__Task description__
Nothing but the lines from the line with "What data was" through the end of the data is to be copied, and each is to be copied exactly.

__Data entries__
◆ ◆ ◆ ◆ ◆ ◆ ◆

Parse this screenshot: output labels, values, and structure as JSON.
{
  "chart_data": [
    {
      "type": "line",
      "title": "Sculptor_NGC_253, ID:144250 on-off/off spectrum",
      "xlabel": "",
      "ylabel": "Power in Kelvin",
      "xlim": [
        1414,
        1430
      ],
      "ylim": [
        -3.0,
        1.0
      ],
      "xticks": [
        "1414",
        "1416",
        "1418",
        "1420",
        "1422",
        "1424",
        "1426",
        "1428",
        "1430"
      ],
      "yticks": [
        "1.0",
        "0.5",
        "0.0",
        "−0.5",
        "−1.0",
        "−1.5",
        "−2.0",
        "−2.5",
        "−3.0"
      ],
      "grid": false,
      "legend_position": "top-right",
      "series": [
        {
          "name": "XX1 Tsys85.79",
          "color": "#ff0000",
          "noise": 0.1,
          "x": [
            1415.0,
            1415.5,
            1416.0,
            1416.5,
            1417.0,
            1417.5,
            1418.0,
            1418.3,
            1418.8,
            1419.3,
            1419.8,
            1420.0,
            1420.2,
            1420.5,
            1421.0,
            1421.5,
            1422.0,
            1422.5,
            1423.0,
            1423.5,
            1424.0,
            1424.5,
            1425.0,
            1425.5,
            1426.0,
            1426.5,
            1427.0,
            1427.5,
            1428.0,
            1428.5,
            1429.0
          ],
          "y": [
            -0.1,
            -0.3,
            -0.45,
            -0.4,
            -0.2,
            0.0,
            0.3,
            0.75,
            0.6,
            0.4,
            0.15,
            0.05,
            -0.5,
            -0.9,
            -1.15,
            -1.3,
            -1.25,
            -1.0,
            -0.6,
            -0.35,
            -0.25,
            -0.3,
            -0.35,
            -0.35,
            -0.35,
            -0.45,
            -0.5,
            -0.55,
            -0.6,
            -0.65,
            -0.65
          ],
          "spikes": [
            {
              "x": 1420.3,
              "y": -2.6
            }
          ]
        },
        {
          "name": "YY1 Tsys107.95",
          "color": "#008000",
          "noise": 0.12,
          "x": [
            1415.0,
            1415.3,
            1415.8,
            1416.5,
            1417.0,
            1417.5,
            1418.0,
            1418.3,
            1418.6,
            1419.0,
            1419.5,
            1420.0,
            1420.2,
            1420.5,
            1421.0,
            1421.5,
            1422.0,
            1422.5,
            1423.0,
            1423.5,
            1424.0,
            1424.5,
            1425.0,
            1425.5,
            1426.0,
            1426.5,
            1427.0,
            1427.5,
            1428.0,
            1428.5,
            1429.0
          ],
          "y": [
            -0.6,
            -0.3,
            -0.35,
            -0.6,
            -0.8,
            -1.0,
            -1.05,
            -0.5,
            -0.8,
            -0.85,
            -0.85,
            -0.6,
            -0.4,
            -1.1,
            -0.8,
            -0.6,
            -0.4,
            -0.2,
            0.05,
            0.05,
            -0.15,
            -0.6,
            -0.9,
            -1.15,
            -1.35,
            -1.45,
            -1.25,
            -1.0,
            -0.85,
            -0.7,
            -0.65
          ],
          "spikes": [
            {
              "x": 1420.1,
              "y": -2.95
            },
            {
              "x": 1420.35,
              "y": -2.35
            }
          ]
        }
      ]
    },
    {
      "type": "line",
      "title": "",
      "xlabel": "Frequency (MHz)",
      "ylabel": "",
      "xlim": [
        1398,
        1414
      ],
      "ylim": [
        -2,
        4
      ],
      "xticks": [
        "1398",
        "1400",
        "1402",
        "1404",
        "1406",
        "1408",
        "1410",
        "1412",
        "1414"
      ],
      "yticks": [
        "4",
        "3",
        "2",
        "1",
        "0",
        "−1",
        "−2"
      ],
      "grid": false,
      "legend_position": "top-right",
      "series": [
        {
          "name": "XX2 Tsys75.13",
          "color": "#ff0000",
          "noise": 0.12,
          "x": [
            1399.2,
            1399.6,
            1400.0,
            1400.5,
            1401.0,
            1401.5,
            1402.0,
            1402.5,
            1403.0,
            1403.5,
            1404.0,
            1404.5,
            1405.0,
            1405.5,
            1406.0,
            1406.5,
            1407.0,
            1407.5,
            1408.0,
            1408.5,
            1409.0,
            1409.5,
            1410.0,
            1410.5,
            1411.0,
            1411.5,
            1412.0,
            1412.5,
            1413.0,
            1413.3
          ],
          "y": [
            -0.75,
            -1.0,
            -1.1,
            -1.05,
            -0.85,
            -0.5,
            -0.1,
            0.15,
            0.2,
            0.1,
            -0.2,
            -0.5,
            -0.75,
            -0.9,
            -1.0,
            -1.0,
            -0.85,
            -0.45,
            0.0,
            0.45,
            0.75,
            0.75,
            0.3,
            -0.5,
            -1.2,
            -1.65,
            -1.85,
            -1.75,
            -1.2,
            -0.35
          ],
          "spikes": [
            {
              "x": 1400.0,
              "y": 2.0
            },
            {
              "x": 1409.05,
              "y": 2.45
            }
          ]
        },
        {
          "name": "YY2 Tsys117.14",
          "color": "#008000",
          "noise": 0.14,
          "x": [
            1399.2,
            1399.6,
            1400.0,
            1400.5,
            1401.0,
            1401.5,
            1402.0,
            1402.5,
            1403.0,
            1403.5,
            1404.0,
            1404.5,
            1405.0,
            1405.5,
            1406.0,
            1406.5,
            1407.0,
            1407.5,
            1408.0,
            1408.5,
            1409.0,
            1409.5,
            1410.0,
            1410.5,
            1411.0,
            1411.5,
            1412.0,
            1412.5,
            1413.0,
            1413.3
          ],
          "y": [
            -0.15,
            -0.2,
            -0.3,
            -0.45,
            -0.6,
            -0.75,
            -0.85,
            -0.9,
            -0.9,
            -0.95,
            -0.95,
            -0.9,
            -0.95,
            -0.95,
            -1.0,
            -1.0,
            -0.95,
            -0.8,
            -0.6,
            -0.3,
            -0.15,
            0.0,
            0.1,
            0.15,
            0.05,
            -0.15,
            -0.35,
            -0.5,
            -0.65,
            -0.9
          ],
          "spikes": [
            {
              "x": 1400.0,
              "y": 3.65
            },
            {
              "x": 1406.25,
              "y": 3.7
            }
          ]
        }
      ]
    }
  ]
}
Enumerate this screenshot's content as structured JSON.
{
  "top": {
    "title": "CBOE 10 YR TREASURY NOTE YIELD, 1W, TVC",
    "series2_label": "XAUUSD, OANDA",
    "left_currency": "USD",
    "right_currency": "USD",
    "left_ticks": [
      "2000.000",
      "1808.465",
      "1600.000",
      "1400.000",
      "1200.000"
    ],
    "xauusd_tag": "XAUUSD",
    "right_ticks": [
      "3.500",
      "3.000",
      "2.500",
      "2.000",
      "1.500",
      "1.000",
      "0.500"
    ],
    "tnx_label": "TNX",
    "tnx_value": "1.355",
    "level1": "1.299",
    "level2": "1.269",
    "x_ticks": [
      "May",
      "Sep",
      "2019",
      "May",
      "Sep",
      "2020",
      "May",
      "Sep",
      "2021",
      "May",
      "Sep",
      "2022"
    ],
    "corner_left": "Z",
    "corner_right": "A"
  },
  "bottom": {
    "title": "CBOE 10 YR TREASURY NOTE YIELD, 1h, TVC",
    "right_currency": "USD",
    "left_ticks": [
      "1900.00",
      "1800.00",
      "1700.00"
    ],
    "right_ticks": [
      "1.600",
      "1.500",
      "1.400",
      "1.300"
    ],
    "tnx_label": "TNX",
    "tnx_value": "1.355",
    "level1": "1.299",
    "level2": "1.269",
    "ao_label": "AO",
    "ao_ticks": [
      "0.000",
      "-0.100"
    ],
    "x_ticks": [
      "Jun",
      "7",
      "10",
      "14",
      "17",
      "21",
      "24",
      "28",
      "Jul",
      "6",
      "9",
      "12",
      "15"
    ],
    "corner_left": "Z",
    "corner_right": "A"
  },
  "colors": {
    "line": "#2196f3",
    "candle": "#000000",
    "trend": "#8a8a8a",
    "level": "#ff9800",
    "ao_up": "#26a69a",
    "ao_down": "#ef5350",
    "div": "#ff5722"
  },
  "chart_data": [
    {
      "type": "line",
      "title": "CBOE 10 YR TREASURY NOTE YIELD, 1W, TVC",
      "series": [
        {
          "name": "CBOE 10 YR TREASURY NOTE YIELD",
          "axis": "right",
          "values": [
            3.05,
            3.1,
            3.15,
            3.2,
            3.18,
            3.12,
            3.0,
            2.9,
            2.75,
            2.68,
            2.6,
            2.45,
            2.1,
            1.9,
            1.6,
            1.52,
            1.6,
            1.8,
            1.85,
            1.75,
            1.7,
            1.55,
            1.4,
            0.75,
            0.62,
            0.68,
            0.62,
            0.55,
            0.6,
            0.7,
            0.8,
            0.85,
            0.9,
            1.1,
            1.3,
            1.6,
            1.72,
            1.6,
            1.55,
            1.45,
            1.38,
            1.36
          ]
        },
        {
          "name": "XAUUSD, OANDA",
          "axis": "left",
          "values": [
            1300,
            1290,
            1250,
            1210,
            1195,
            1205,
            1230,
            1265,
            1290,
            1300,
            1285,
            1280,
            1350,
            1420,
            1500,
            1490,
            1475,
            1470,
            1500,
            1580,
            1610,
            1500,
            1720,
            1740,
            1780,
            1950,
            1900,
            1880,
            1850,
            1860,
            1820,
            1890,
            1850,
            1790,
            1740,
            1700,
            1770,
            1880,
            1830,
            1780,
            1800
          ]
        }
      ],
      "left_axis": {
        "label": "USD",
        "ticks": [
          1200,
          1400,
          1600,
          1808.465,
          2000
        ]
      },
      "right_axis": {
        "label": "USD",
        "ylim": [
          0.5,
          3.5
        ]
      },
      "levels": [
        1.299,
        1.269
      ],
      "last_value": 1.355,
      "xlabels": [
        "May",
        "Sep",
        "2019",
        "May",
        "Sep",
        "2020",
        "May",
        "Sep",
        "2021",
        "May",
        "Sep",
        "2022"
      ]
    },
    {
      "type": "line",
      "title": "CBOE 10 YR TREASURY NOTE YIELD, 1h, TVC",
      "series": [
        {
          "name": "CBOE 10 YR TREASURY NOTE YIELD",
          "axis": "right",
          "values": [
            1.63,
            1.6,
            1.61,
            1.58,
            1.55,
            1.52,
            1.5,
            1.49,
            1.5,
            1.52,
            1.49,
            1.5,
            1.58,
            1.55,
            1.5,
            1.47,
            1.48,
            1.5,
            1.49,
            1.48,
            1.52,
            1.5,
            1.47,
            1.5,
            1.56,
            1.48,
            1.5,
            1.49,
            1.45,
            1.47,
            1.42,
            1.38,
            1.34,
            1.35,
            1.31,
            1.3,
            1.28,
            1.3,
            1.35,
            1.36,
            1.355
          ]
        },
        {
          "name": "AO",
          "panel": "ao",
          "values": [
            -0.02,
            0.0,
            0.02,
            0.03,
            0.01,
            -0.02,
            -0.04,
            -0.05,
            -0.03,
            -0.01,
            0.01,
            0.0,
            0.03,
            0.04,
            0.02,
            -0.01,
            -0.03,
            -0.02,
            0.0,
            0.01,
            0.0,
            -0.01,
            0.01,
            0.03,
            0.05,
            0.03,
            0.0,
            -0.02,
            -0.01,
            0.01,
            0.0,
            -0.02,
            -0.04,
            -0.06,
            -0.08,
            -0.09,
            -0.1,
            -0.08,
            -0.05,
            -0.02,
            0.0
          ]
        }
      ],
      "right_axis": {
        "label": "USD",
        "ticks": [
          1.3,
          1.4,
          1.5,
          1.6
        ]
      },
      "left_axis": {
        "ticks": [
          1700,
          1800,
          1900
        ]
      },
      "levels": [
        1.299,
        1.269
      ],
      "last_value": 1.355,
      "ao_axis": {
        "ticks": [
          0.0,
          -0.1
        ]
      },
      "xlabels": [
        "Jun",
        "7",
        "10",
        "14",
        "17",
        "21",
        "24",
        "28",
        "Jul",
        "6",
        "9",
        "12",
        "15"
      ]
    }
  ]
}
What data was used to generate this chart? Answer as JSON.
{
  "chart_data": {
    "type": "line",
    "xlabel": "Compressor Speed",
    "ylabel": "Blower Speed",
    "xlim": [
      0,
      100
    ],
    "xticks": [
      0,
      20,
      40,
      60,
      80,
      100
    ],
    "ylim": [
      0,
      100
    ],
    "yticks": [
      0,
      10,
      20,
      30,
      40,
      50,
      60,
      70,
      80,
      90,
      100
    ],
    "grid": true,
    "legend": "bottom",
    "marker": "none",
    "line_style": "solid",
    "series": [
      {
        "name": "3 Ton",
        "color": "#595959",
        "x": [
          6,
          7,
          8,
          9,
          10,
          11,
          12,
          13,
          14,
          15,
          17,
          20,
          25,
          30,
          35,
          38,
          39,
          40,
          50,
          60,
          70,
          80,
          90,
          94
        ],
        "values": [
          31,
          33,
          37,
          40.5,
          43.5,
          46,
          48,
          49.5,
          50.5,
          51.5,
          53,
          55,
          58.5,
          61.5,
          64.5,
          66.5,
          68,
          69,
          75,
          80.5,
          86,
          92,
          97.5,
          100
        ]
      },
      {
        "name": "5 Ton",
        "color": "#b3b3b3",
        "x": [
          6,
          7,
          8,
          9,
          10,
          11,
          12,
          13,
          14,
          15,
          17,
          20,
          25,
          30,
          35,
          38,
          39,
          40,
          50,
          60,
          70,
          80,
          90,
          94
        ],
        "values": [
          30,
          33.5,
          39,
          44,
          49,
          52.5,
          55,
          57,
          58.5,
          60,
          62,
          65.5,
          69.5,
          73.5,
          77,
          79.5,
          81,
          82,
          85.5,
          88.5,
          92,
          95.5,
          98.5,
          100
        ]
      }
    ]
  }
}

◆ ◆ ◆ ◆ ◆ ◆ ◆

__Worked solution__
What data was used to generate this chart? Answer as JSON.
{
  "chart_data": {
    "type": "line",
    "xlabel": "Compressor Speed",
    "ylabel": "Blower Speed",
    "xlim": [
      0,
      100
    ],
    "xticks": [
      0,
      20,
      40,
      60,
      80,
      100
    ],
    "ylim": [
      0,
      100
    ],
    "yticks": [
      0,
      10,
      20,
      30,
      40,
      50,
      60,
      70,
      80,
      90,
      100
    ],
    "grid": true,
    "legend": "bottom",
    "marker": "none",
    "line_style": "solid",
    "series": [
      {
        "name": "3 Ton",
        "color": "#595959",
        "x": [
          6,
          7,
          8,
          9,
          10,
          11,
          12,
          13,
          14,
          15,
          17,
          20,
          25,
          30,
          35,
          38,
          39,
          40,
          50,
          60,
          70,
          80,
          90,
          94
        ],
        "values": [
          31,
          33,
          37,
          40.5,
          43.5,
          46,
          48,
          49.5,
          50.5,
          51.5,
          53,
          55,
          58.5,
          61.5,
          64.5,
          66.5,
          68,
          69,
          75,
          80.5,
          86,
          92,
          97.5,
          100
        ]
      },
      {
        "name": "5 Ton",
        "color": "#b3b3b3",
        "x": [
          6,
          7,
          8,
          9,
          10,
          11,
          12,
          13,
          14,
          15,
          17,
          20,
          25,
          30,
          35,
          38,
          39,
          40,
          50,
          60,
          70,
          80,
          90,
          94
        ],
        "values": [
          30,
          33.5,
          39,
          44,
          49,
          52.5,
          55,
          57,
          58.5,
          60,
          62,
          65.5,
          69.5,
          73.5,
          77,
          79.5,
          81,
          82,
          85.5,
          88.5,
          92,
          95.5,
          98.5,
          100
        ]
      }
    ]
  }
}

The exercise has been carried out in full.